[Collection entries]
::::::::::

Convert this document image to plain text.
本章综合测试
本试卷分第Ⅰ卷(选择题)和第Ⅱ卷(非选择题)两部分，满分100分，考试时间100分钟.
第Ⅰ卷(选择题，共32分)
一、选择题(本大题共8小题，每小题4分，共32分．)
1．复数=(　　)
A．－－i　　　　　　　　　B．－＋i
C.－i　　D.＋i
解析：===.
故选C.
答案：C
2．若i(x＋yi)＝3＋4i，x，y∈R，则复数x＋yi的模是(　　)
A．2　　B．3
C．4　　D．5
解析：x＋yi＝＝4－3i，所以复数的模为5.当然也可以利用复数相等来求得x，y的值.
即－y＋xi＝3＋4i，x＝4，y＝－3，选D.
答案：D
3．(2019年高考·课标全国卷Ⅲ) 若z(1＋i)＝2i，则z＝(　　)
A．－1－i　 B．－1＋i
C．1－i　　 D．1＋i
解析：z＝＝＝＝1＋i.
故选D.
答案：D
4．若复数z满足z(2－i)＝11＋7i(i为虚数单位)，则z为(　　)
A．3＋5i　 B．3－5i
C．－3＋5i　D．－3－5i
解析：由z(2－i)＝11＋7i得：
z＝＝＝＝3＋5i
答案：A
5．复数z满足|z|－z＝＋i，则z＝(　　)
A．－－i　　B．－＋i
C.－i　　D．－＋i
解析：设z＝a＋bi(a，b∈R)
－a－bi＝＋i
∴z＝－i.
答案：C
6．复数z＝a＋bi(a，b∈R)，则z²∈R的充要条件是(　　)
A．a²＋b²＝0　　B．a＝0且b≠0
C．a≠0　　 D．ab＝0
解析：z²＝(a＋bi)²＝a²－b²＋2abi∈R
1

::::::::::

• WRITTEN INSTRUCTION: Extract each entry in full and write it down exactly.

• REPLY TO THE TASK:
Convert this document image to plain text.
本章综合测试
本试卷分第Ⅰ卷(选择题)和第Ⅱ卷(非选择题)两部分，满分100分，考试时间100分钟.
第Ⅰ卷(选择题，共32分)
一、选择题(本大题共8小题，每小题4分，共32分．)
1．复数=(　　)
A．－－i　　　　　　　　　B．－＋i
C.－i　　D.＋i
解析：===.
故选C.
答案：C
2．若i(x＋yi)＝3＋4i，x，y∈R，则复数x＋yi的模是(　　)
A．2　　B．3
C．4　　D．5
解析：x＋yi＝＝4－3i，所以复数的模为5.当然也可以利用复数相等来求得x，y的值.
即－y＋xi＝3＋4i，x＝4，y＝－3，选D.
答案：D
3．(2019年高考·课标全国卷Ⅲ) 若z(1＋i)＝2i，则z＝(　　)
A．－1－i　 B．－1＋i
C．1－i　　 D．1＋i
解析：z＝＝＝＝1＋i.
故选D.
答案：D
4．若复数z满足z(2－i)＝11＋7i(i为虚数单位)，则z为(　　)
A．3＋5i　 B．3－5i
C．－3＋5i　D．－3－5i
解析：由z(2－i)＝11＋7i得：
z＝＝＝＝3＋5i
答案：A
5．复数z满足|z|－z＝＋i，则z＝(　　)
A．－－i　　B．－＋i
C.－i　　D．－＋i
解析：设z＝a＋bi(a，b∈R)
－a－bi＝＋i
∴z＝－i.
答案：C
6．复数z＝a＋bi(a，b∈R)，则z²∈R的充要条件是(　　)
A．a²＋b²＝0　　B．a＝0且b≠0
C．a≠0　　 D．ab＝0
解析：z²＝(a＋bi)²＝a²－b²＋2abi∈R
1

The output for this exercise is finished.